● **Data extract**
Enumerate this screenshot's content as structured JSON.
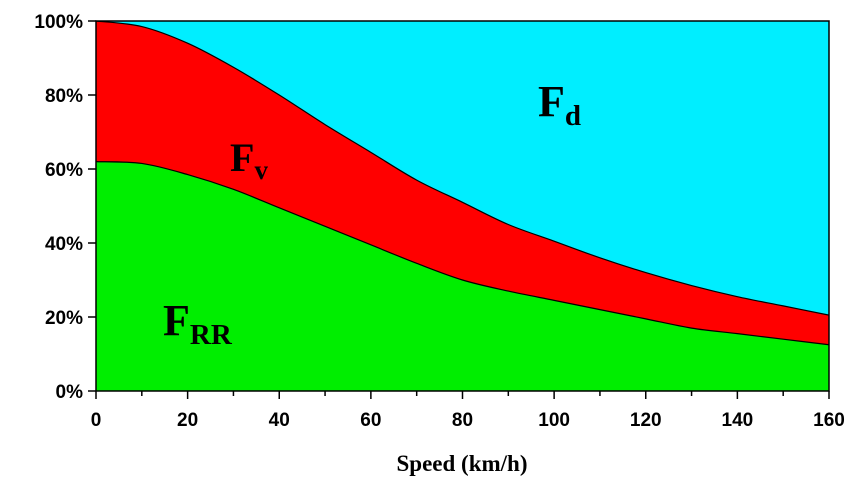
{
  "chart_data": {
    "type": "area",
    "xlabel": "Speed (km/h)",
    "ylabel": "",
    "xlim": [
      0,
      160
    ],
    "ylim": [
      0,
      100
    ],
    "x_ticks": [
      "0",
      "20",
      "40",
      "60",
      "80",
      "100",
      "120",
      "140",
      "160"
    ],
    "y_ticks": [
      "0%",
      "20%",
      "40%",
      "60%",
      "80%",
      "100%"
    ],
    "stacking": "percent",
    "grid": false,
    "x": [
      0,
      10,
      20,
      30,
      40,
      50,
      60,
      70,
      80,
      90,
      100,
      110,
      120,
      130,
      140,
      150,
      160
    ],
    "series": [
      {
        "label_main": "F",
        "label_sub": "RR",
        "color": "#00ee00",
        "upper": [
          62,
          61.5,
          58.5,
          54.5,
          49.5,
          44.5,
          39.5,
          34.5,
          30,
          27,
          24.5,
          22,
          19.5,
          17,
          15.5,
          14,
          12.5
        ]
      },
      {
        "label_main": "F",
        "label_sub": "v",
        "color": "#ff0000",
        "upper": [
          100,
          98.5,
          94,
          87.5,
          80,
          72,
          64.5,
          57,
          51,
          45,
          40.5,
          36,
          32,
          28.5,
          25.5,
          23,
          20.5
        ]
      },
      {
        "label_main": "F",
        "label_sub": "d",
        "color": "#00eeff",
        "upper": [
          100,
          100,
          100,
          100,
          100,
          100,
          100,
          100,
          100,
          100,
          100,
          100,
          100,
          100,
          100,
          100,
          100
        ]
      }
    ]
  }
}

● **Work to complete**
Transcribe all the records above word for word, without their images.

● **Task answer**
Enumerate this screenshot's content as structured JSON.
{
  "chart_data": {
    "type": "area",
    "xlabel": "Speed (km/h)",
    "ylabel": "",
    "xlim": [
      0,
      160
    ],
    "ylim": [
      0,
      100
    ],
    "x_ticks": [
      "0",
      "20",
      "40",
      "60",
      "80",
      "100",
      "120",
      "140",
      "160"
    ],
    "y_ticks": [
      "0%",
      "20%",
      "40%",
      "60%",
      "80%",
      "100%"
    ],
    "stacking": "percent",
    "grid": false,
    "x": [
      0,
      10,
      20,
      30,
      40,
      50,
      60,
      70,
      80,
      90,
      100,
      110,
      120,
      130,
      140,
      150,
      160
    ],
    "series": [
      {
        "label_main": "F",
        "label_sub": "RR",
        "color": "#00ee00",
        "upper": [
          62,
          61.5,
          58.5,
          54.5,
          49.5,
          44.5,
          39.5,
          34.5,
          30,
          27,
          24.5,
          22,
          19.5,
          17,
          15.5,
          14,
          12.5
        ]
      },
      {
        "label_main": "F",
        "label_sub": "v",
        "color": "#ff0000",
        "upper": [
          100,
          98.5,
          94,
          87.5,
          80,
          72,
          64.5,
          57,
          51,
          45,
          40.5,
          36,
          32,
          28.5,
          25.5,
          23,
          20.5
        ]
      },
      {
        "label_main": "F",
        "label_sub": "d",
        "color": "#00eeff",
        "upper": [
          100,
          100,
          100,
          100,
          100,
          100,
          100,
          100,
          100,
          100,
          100,
          100,
          100,
          100,
          100,
          100,
          100
        ]
      }
    ]
  }
}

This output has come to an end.